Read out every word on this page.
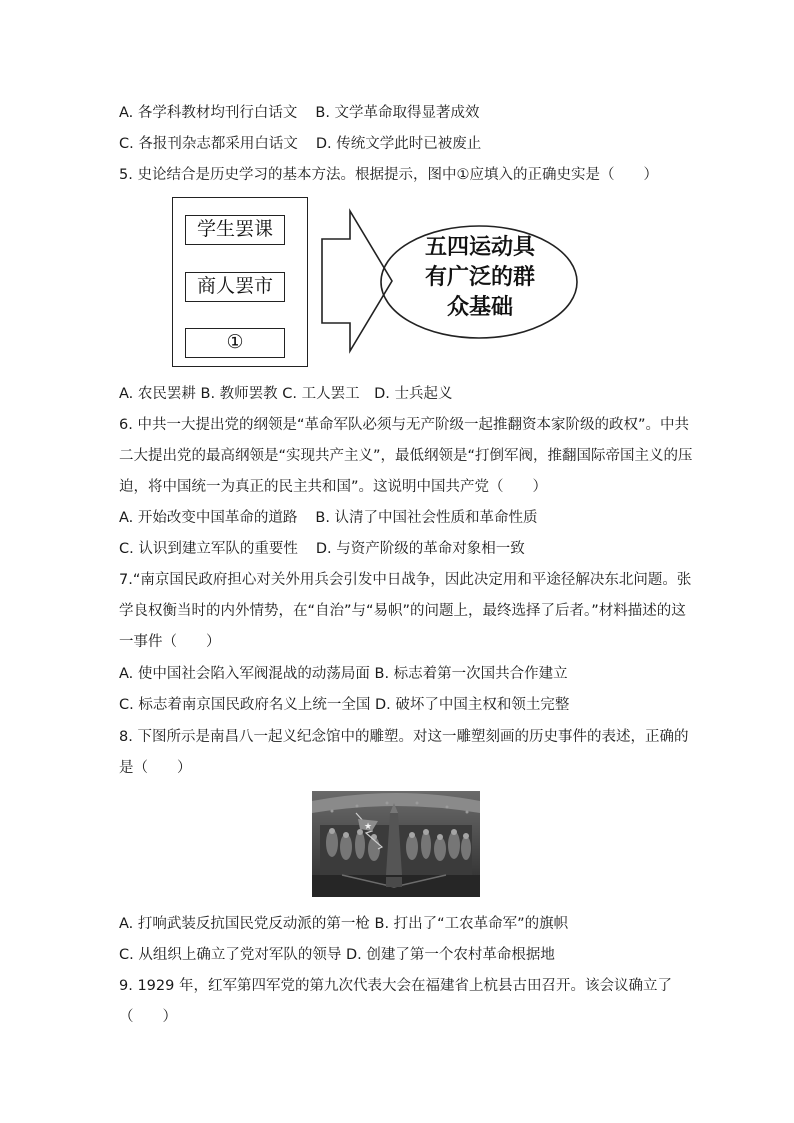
A. 各学科教材均刊行白话文 B. 文学革命取得显著成效
C. 各报刊杂志都采用白话文 D. 传统文学此时已被废止
5. 史论结合是历史学习的基本方法。根据提示，图中①应填入的正确史实是（　　）
学生罢课
商人罢市
①
五四运动具
有广泛的群
众基础
A. 农民罢耕 B. 教师罢教 C. 工人罢工　D. 士兵起义
6. 中共一大提出党的纲领是“革命军队必须与无产阶级一起推翻资本家阶级的政权”。中共
二大提出党的最高纲领是“实现共产主义”，最低纲领是“打倒军阀，推翻国际帝国主义的压
迫，将中国统一为真正的民主共和国”。这说明中国共产党（　　）
A. 开始改变中国革命的道路 B. 认清了中国社会性质和革命性质
C. 认识到建立军队的重要性 D. 与资产阶级的革命对象相一致
7.“南京国民政府担心对关外用兵会引发中日战争，因此决定用和平途径解决东北问题。张
学良权衡当时的内外情势，在“自治”与“易帜”的问题上，最终选择了后者。”材料描述的这
一事件（　　）
A. 使中国社会陷入军阀混战的动荡局面 B. 标志着第一次国共合作建立
C. 标志着南京国民政府名义上统一全国 D. 破坏了中国主权和领土完整
8. 下图所示是南昌八一起义纪念馆中的雕塑。对这一雕塑刻画的历史事件的表述，正确的
是（　　）
★
A. 打响武装反抗国民党反动派的第一枪 B. 打出了“工农革命军”的旗帜
C. 从组织上确立了党对军队的领导 D. 创建了第一个农村革命根据地
9. 1929 年，红军第四军党的第九次代表大会在福建省上杭县古田召开。该会议确立了
（　　）
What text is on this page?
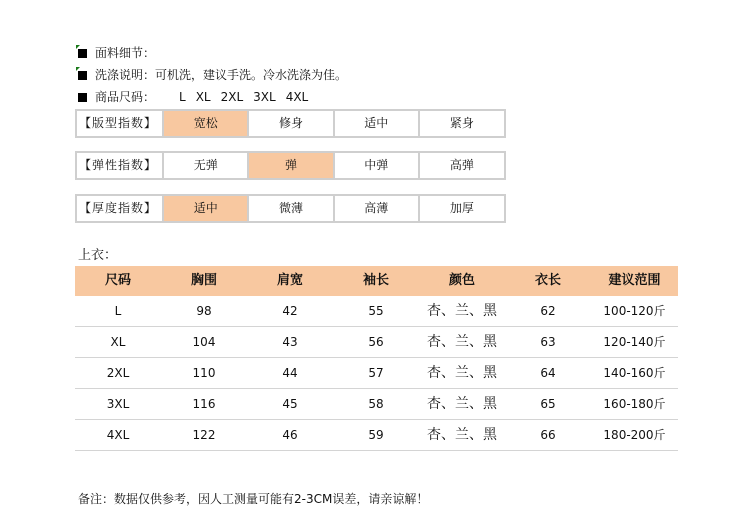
面料细节：
洗涤说明：可机洗，建议手洗。冷水洗涤为佳。
商品尺码： L XL 2XL 3XL 4XL
【版型指数】	宽松	修身	适中	紧身
【弹性指数】	无弹	弹	中弹	高弹
【厚度指数】	适中	微薄	高薄	加厚
上衣：
尺码	胸围	肩宽	袖长	颜色	衣长	建议范围
L	98	42	55	杏、兰、黑	62	100-120斤
XL	104	43	56	杏、兰、黑	63	120-140斤
2XL	110	44	57	杏、兰、黑	64	140-160斤
3XL	116	45	58	杏、兰、黑	65	160-180斤
4XL	122	46	59	杏、兰、黑	66	180-200斤
备注：数据仅供参考，因人工测量可能有2-3CM误差，请亲谅解！
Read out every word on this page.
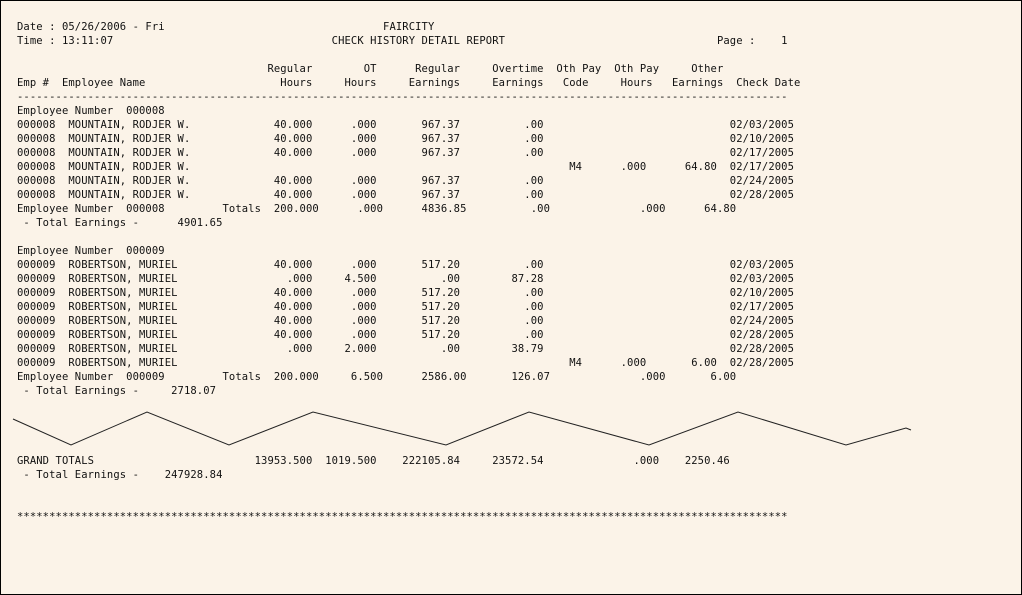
Date : 05/26/2006 - Fri                                  FAIRCITY
Time : 13:11:07                                  CHECK HISTORY DETAIL REPORT                                 Page :    1
Regular        OT      Regular     Overtime  Oth Pay  Oth Pay     Other
Emp #  Employee Name                     Hours     Hours     Earnings     Earnings   Code     Hours   Earnings  Check Date
------------------------------------------------------------------------------------------------------------------------
Employee Number  000008
000008  MOUNTAIN, RODJER W.             40.000      .000       967.37          .00                             02/03/2005
000008  MOUNTAIN, RODJER W.             40.000      .000       967.37          .00                             02/10/2005
000008  MOUNTAIN, RODJER W.             40.000      .000       967.37          .00                             02/17/2005
000008  MOUNTAIN, RODJER W.                                                           M4      .000      64.80  02/17/2005
000008  MOUNTAIN, RODJER W.             40.000      .000       967.37          .00                             02/24/2005
000008  MOUNTAIN, RODJER W.             40.000      .000       967.37          .00                             02/28/2005
Employee Number  000008         Totals  200.000      .000      4836.85          .00              .000      64.80
- Total Earnings -      4901.65
Employee Number  000009
000009  ROBERTSON, MURIEL               40.000      .000       517.20          .00                             02/03/2005
000009  ROBERTSON, MURIEL                 .000     4.500          .00        87.28                             02/03/2005
000009  ROBERTSON, MURIEL               40.000      .000       517.20          .00                             02/10/2005
000009  ROBERTSON, MURIEL               40.000      .000       517.20          .00                             02/17/2005
000009  ROBERTSON, MURIEL               40.000      .000       517.20          .00                             02/24/2005
000009  ROBERTSON, MURIEL               40.000      .000       517.20          .00                             02/28/2005
000009  ROBERTSON, MURIEL                 .000     2.000          .00        38.79                             02/28/2005
000009  ROBERTSON, MURIEL                                                             M4      .000       6.00  02/28/2005
Employee Number  000009         Totals  200.000     6.500      2586.00       126.07              .000       6.00
- Total Earnings -     2718.07
GRAND TOTALS                         13953.500  1019.500    222105.84     23572.54              .000    2250.46
- Total Earnings -    247928.84
************************************************************************************************************************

☆ ☆ ☆ ☆ ☆ ☆ ☆

» **Task brief**
Return every line in the listing that contains the word "Employee".

» **Solution to this task**
Emp #  Employee Name                     Hours     Hours     Earnings     Earnings   Code     Hours   Earnings  Check Date
Employee Number  000008
Employee Number  000008         Totals  200.000      .000      4836.85          .00              .000      64.80
Employee Number  000009
Employee Number  000009         Totals  200.000     6.500      2586.00       126.07              .000       6.00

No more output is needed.